Keep the wording of each record exactly the same when you repeat it, and leave out pictures.

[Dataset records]

○ ○ ○ ○

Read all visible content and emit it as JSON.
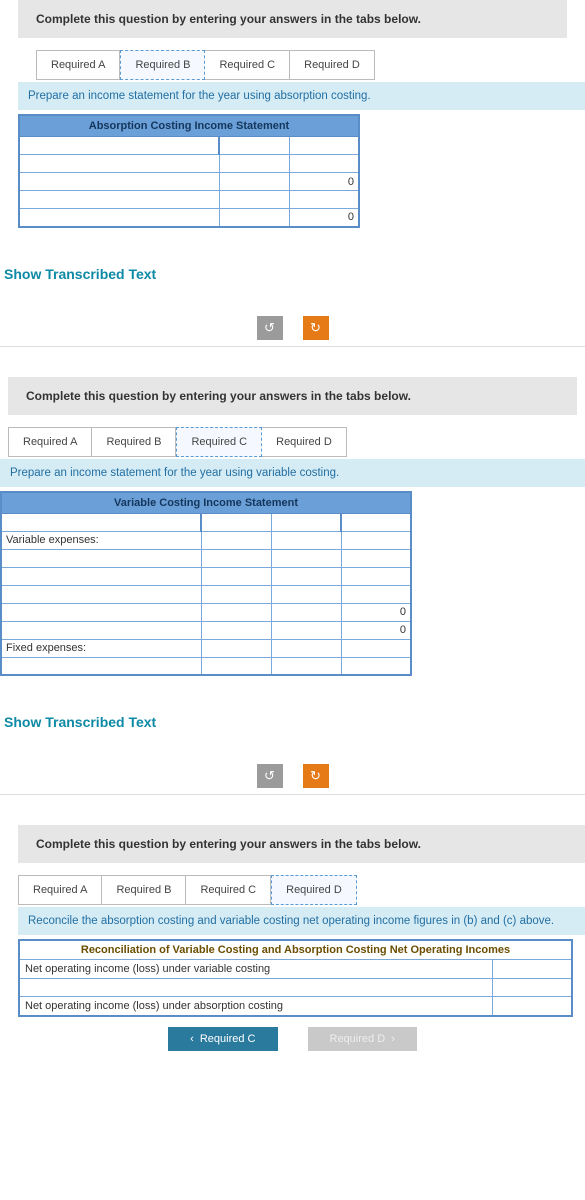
{
  "common": {
    "instruction": "Complete this question by entering your answers in the tabs below.",
    "tabs": [
      "Required A",
      "Required B",
      "Required C",
      "Required D"
    ],
    "show_transcribed": "Show Transcribed Text",
    "reset_icon": "↺",
    "redo_icon": "↻"
  },
  "block_b": {
    "active_tab": 1,
    "prompt": "Prepare an income statement for the year using absorption costing.",
    "table_title": "Absorption Costing Income Statement",
    "values": [
      "0",
      "0"
    ]
  },
  "block_c": {
    "active_tab": 2,
    "prompt": "Prepare an income statement for the year using variable costing.",
    "table_title": "Variable Costing Income Statement",
    "labels": {
      "variable": "Variable expenses:",
      "fixed": "Fixed expenses:"
    },
    "values": [
      "0",
      "0"
    ]
  },
  "block_d": {
    "active_tab": 3,
    "prompt": "Reconcile the absorption costing and variable costing net operating income figures in (b) and (c) above.",
    "table_title": "Reconciliation of Variable Costing and Absorption Costing Net Operating Incomes",
    "rows": {
      "r1": "Net operating income (loss) under variable costing",
      "r2": "Net operating income (loss) under absorption costing"
    },
    "nav": {
      "prev": "Required C",
      "next": "Required D"
    },
    "chev_left": "‹",
    "chev_right": "›"
  }
}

○ ○ ○ ○

THE OUTPUT
Read all visible content and emit it as JSON.
{
  "common": {
    "instruction": "Complete this question by entering your answers in the tabs below.",
    "tabs": [
      "Required A",
      "Required B",
      "Required C",
      "Required D"
    ],
    "show_transcribed": "Show Transcribed Text",
    "reset_icon": "↺",
    "redo_icon": "↻"
  },
  "block_b": {
    "active_tab": 1,
    "prompt": "Prepare an income statement for the year using absorption costing.",
    "table_title": "Absorption Costing Income Statement",
    "values": [
      "0",
      "0"
    ]
  },
  "block_c": {
    "active_tab": 2,
    "prompt": "Prepare an income statement for the year using variable costing.",
    "table_title": "Variable Costing Income Statement",
    "labels": {
      "variable": "Variable expenses:",
      "fixed": "Fixed expenses:"
    },
    "values": [
      "0",
      "0"
    ]
  },
  "block_d": {
    "active_tab": 3,
    "prompt": "Reconcile the absorption costing and variable costing net operating income figures in (b) and (c) above.",
    "table_title": "Reconciliation of Variable Costing and Absorption Costing Net Operating Incomes",
    "rows": {
      "r1": "Net operating income (loss) under variable costing",
      "r2": "Net operating income (loss) under absorption costing"
    },
    "nav": {
      "prev": "Required C",
      "next": "Required D"
    },
    "chev_left": "‹",
    "chev_right": "›"
  }
}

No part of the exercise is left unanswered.